- [Task material]
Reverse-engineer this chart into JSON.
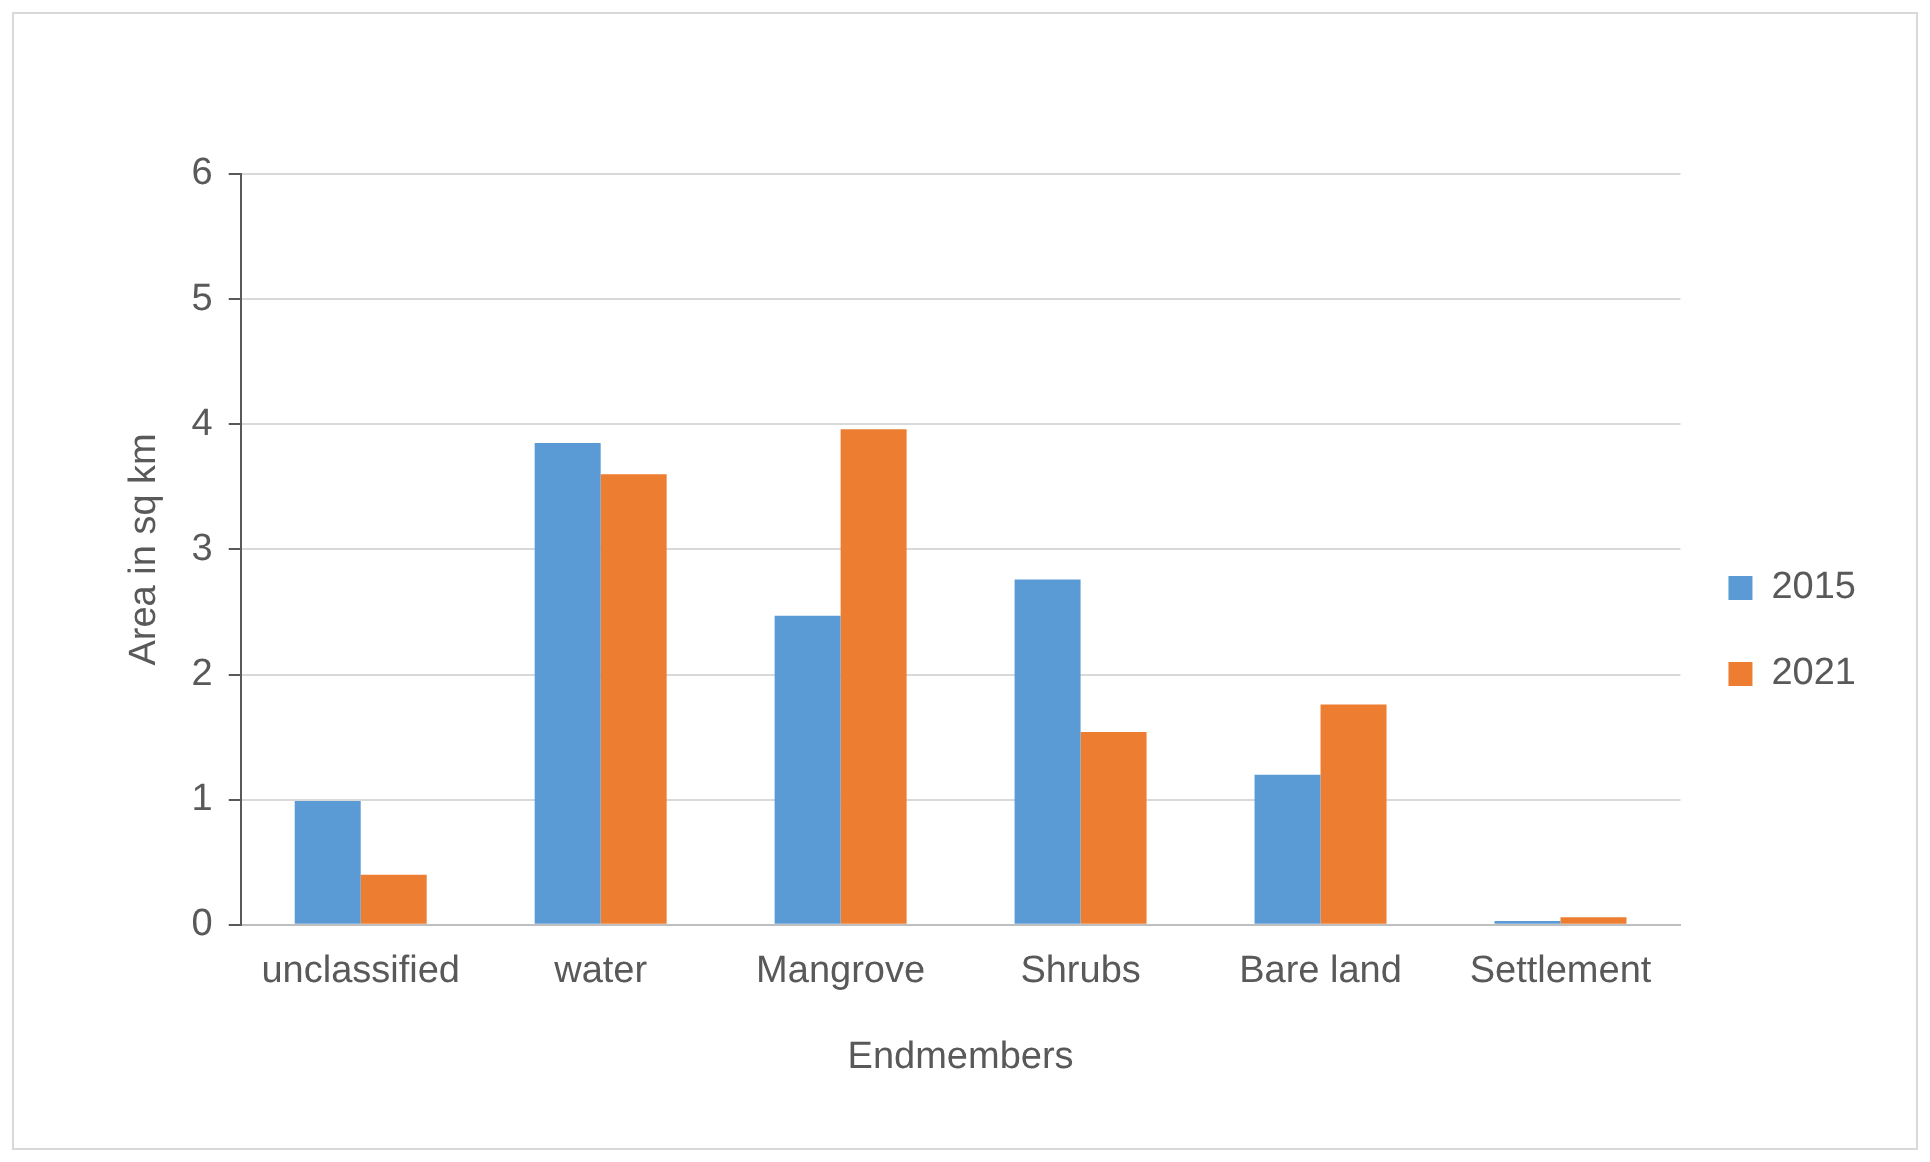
{
  "chart_data": {
    "type": "bar",
    "xlabel": "Endmembers",
    "ylabel": "Area in sq km",
    "categories": [
      "unclassified",
      "water",
      "Mangrove",
      "Shrubs",
      "Bare land",
      "Settlement"
    ],
    "series": [
      {
        "name": "2015",
        "color": "#5b9bd5",
        "values": [
          0.99,
          3.85,
          2.47,
          2.76,
          1.2,
          0.03
        ]
      },
      {
        "name": "2021",
        "color": "#ed7d31",
        "values": [
          0.4,
          3.6,
          3.96,
          1.54,
          1.76,
          0.06
        ]
      }
    ],
    "ylim": [
      0,
      6
    ],
    "yticks": [
      0,
      1,
      2,
      3,
      4,
      5,
      6
    ],
    "grid": "y",
    "legend": "right"
  }
}
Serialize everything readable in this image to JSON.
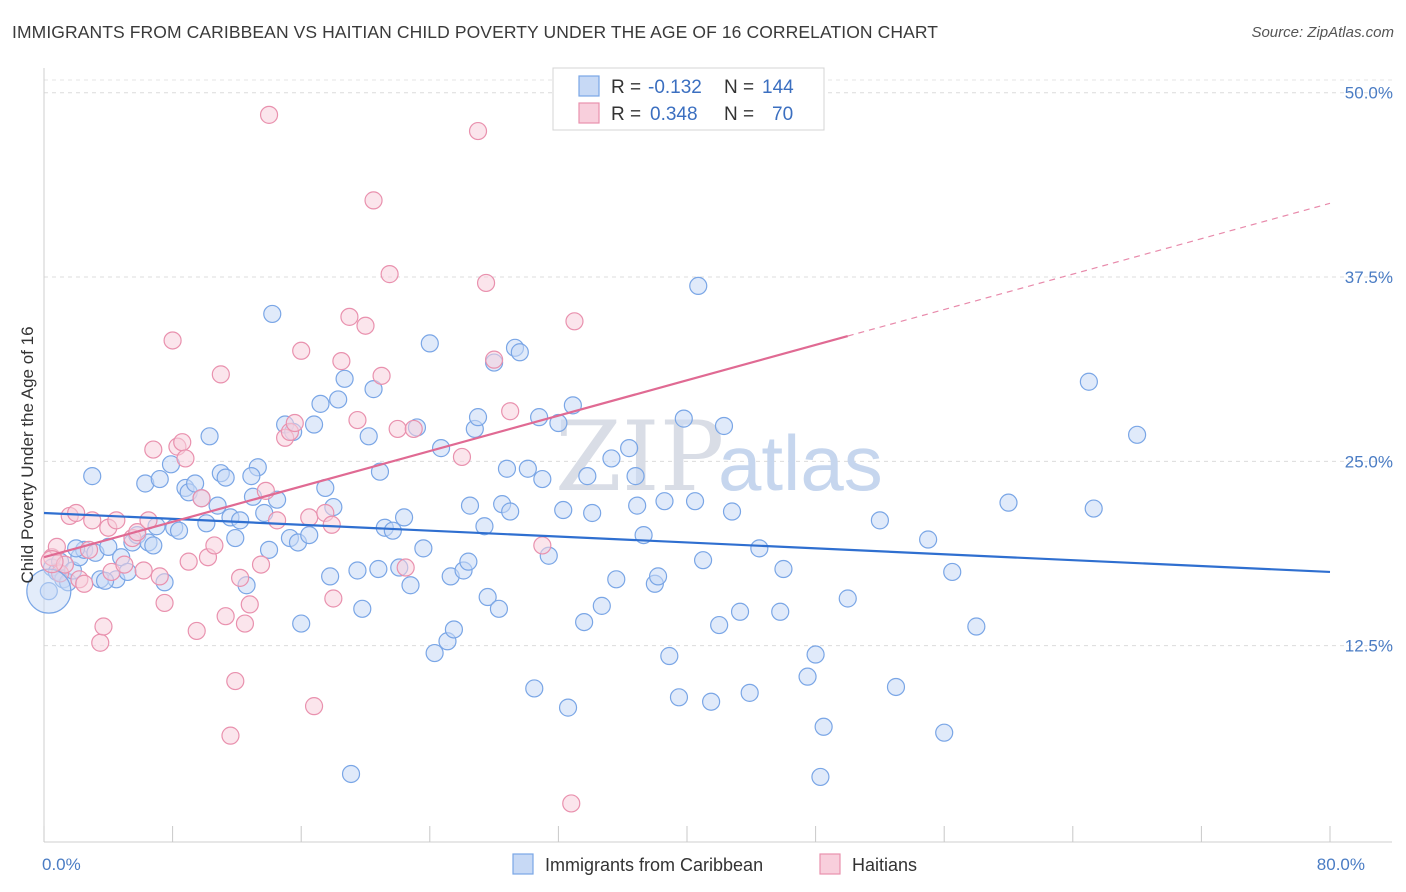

- [Aim] Without including any pictures, output all the entries above exactly.

- [Answer to the problem]
Reverse-engineer this chart into JSON.
{
  "chart_data": {
    "type": "bar",
    "xlabel": "Endmembers",
    "ylabel": "Area in sq km",
    "categories": [
      "unclassified",
      "water",
      "Mangrove",
      "Shrubs",
      "Bare land",
      "Settlement"
    ],
    "series": [
      {
        "name": "2015",
        "color": "#5b9bd5",
        "values": [
          0.99,
          3.85,
          2.47,
          2.76,
          1.2,
          0.03
        ]
      },
      {
        "name": "2021",
        "color": "#ed7d31",
        "values": [
          0.4,
          3.6,
          3.96,
          1.54,
          1.76,
          0.06
        ]
      }
    ],
    "ylim": [
      0,
      6
    ],
    "yticks": [
      0,
      1,
      2,
      3,
      4,
      5,
      6
    ],
    "grid": "y",
    "legend": "right"
  }
}
Serialize everything readable in this image to JSON.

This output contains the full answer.